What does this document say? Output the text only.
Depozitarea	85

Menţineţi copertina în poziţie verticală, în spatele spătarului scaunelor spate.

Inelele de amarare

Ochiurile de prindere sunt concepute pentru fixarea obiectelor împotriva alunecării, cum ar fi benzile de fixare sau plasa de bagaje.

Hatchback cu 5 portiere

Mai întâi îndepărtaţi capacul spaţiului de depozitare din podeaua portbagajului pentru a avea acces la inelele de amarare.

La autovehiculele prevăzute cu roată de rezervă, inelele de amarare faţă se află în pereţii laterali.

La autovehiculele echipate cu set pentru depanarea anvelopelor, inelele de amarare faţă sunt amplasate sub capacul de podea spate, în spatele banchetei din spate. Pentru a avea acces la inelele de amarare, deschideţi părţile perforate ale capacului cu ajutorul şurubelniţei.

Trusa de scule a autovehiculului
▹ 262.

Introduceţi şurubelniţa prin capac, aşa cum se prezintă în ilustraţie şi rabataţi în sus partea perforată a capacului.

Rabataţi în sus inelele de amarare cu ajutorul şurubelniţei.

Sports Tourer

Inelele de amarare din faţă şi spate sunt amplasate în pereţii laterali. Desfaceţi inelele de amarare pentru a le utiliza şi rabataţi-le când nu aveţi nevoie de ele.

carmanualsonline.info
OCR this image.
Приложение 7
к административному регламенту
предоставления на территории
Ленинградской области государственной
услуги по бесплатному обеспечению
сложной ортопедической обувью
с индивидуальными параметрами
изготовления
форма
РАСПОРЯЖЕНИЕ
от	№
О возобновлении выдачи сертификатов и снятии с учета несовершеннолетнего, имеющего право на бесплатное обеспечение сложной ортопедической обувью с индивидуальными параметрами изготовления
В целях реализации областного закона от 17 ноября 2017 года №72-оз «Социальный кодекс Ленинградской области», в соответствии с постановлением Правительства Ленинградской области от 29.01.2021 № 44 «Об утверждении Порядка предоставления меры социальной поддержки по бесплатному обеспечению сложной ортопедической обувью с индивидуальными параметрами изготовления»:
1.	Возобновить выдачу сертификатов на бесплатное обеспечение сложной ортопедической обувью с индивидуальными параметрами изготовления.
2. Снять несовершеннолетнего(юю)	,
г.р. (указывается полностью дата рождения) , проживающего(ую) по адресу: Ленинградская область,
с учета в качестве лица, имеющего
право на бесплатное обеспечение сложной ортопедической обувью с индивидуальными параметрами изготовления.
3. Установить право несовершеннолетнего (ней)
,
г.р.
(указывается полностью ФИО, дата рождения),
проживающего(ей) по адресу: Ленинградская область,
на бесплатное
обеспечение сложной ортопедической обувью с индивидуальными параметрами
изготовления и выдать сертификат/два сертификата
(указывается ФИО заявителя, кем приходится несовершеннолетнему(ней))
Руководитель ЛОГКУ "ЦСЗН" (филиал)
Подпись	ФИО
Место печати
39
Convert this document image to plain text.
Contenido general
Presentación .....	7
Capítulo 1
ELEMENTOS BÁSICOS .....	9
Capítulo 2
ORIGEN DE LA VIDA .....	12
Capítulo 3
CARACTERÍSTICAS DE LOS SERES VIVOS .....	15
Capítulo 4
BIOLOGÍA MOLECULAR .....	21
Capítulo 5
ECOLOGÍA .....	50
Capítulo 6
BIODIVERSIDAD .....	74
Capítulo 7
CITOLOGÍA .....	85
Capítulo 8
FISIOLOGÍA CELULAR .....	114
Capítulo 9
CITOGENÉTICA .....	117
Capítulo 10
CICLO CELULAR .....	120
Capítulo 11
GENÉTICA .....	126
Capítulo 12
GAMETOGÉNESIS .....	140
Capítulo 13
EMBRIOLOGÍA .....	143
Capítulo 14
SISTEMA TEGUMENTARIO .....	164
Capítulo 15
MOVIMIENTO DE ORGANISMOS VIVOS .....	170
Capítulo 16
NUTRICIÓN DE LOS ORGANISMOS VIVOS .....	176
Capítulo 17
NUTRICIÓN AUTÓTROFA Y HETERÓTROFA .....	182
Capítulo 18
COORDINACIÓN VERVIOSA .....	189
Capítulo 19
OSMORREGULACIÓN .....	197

→ **TASK OBJECTIVE**
Copy each line of the entries that includes the word "spate".

→ **FULL SOLUTION**
Menţineţi copertina în poziţie verticală, în spatele spătarului scaunelor spate.
La autovehiculele echipate cu set pentru depanarea anvelopelor, inelele de amarare faţă sunt amplasate sub capacul de podea spate, în spatele banchetei din spate. Pentru a avea acces la inelele de amarare, deschideţi părţile perforate ale capacului cu ajutorul şurubelniţei.
Inelele de amarare din faţă şi spate sunt amplasate în pereţii laterali. Desfaceţi inelele de amarare pentru a le utiliza şi rabataţi-le când nu aveţi nevoie de ele.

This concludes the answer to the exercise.